##### Provided records

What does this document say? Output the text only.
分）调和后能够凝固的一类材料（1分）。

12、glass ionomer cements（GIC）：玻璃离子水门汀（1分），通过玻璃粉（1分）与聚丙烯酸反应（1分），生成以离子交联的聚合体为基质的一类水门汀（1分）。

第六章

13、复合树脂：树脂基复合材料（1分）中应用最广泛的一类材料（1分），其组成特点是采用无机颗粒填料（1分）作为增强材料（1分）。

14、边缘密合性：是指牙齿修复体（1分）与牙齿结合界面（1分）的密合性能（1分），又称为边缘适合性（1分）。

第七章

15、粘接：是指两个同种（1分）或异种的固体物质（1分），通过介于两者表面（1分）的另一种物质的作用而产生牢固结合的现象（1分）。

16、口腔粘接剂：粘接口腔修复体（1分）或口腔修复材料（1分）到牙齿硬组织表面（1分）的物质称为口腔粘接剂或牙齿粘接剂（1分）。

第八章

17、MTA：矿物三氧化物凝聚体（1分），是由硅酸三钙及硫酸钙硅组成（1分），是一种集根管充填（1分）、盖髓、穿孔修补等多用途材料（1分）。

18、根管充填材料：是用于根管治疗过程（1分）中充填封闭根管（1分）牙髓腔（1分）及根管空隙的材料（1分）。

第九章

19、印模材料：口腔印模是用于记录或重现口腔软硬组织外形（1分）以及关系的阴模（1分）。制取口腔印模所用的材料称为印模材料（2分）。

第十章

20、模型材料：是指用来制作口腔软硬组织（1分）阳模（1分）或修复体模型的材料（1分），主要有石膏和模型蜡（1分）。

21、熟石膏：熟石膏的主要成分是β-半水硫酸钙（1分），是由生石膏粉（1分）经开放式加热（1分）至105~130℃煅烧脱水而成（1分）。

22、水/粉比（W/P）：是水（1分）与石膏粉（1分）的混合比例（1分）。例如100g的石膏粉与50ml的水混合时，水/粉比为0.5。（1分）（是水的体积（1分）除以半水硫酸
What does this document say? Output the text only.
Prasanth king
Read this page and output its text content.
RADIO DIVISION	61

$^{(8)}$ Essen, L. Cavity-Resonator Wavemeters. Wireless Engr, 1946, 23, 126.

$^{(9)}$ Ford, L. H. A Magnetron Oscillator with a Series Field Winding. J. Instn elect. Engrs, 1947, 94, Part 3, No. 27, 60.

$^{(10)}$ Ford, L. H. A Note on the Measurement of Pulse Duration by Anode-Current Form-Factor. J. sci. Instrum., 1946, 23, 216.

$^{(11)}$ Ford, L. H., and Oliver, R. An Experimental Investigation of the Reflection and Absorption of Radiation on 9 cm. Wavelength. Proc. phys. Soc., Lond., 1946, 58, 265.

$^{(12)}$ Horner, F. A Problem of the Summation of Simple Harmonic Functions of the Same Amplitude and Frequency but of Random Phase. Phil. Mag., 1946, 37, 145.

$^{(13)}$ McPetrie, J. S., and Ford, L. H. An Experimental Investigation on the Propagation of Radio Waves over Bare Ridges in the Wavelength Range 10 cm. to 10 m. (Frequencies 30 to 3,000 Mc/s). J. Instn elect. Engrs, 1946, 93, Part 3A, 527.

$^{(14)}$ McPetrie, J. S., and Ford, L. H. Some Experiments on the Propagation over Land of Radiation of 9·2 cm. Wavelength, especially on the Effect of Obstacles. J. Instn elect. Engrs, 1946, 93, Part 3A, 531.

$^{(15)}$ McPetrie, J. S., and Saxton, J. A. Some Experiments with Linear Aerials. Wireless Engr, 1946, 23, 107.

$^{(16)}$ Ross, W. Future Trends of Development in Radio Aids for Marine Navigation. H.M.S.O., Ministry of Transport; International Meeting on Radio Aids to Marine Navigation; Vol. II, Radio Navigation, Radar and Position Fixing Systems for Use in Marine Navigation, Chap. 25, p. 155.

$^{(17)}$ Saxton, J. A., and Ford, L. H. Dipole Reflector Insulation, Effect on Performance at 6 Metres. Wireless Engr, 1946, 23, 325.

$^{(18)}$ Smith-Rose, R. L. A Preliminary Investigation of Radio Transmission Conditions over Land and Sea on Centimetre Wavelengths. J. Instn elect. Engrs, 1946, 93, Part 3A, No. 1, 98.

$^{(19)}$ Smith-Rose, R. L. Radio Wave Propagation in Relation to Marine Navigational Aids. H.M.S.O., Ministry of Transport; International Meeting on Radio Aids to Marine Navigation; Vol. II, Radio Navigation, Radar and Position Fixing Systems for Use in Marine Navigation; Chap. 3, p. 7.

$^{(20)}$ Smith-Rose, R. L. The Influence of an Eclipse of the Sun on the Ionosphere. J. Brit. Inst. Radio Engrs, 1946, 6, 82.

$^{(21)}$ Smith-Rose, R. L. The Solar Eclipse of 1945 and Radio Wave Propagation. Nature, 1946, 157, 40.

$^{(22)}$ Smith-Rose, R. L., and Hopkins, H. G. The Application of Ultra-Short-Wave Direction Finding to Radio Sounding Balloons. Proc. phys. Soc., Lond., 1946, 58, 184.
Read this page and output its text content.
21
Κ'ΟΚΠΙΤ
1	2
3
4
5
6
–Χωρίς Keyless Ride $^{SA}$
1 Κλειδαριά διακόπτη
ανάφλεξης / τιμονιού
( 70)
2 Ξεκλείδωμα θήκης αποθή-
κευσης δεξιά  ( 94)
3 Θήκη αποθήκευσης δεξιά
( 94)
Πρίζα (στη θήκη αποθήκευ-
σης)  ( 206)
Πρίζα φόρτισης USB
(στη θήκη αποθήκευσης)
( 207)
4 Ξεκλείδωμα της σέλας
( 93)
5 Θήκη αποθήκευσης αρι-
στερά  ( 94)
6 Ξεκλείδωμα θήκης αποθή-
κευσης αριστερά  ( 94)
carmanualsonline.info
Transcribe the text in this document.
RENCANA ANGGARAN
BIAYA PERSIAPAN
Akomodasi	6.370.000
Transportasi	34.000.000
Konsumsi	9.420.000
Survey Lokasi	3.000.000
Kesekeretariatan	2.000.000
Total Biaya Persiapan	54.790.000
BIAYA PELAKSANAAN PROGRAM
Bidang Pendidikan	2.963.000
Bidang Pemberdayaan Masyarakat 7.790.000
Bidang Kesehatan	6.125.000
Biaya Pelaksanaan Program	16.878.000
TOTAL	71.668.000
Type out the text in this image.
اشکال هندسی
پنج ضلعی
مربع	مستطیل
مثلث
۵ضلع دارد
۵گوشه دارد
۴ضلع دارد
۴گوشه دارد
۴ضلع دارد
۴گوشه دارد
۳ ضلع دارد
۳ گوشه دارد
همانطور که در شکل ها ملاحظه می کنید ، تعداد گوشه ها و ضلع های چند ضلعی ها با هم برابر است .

##########

Written instruction:
Repeat exactly the lines from the line containing "Type out the text in this image." through the end of the listing above; both boundary lines are part of the output.

Solution to the problem:
Type out the text in this image.
اشکال هندسی
پنج ضلعی
مربع	مستطیل
مثلث
۵ضلع دارد
۵گوشه دارد
۴ضلع دارد
۴گوشه دارد
۴ضلع دارد
۴گوشه دارد
۳ ضلع دارد
۳ گوشه دارد
همانطور که در شکل ها ملاحظه می کنید ، تعداد گوشه ها و ضلع های چند ضلعی ها با هم برابر است .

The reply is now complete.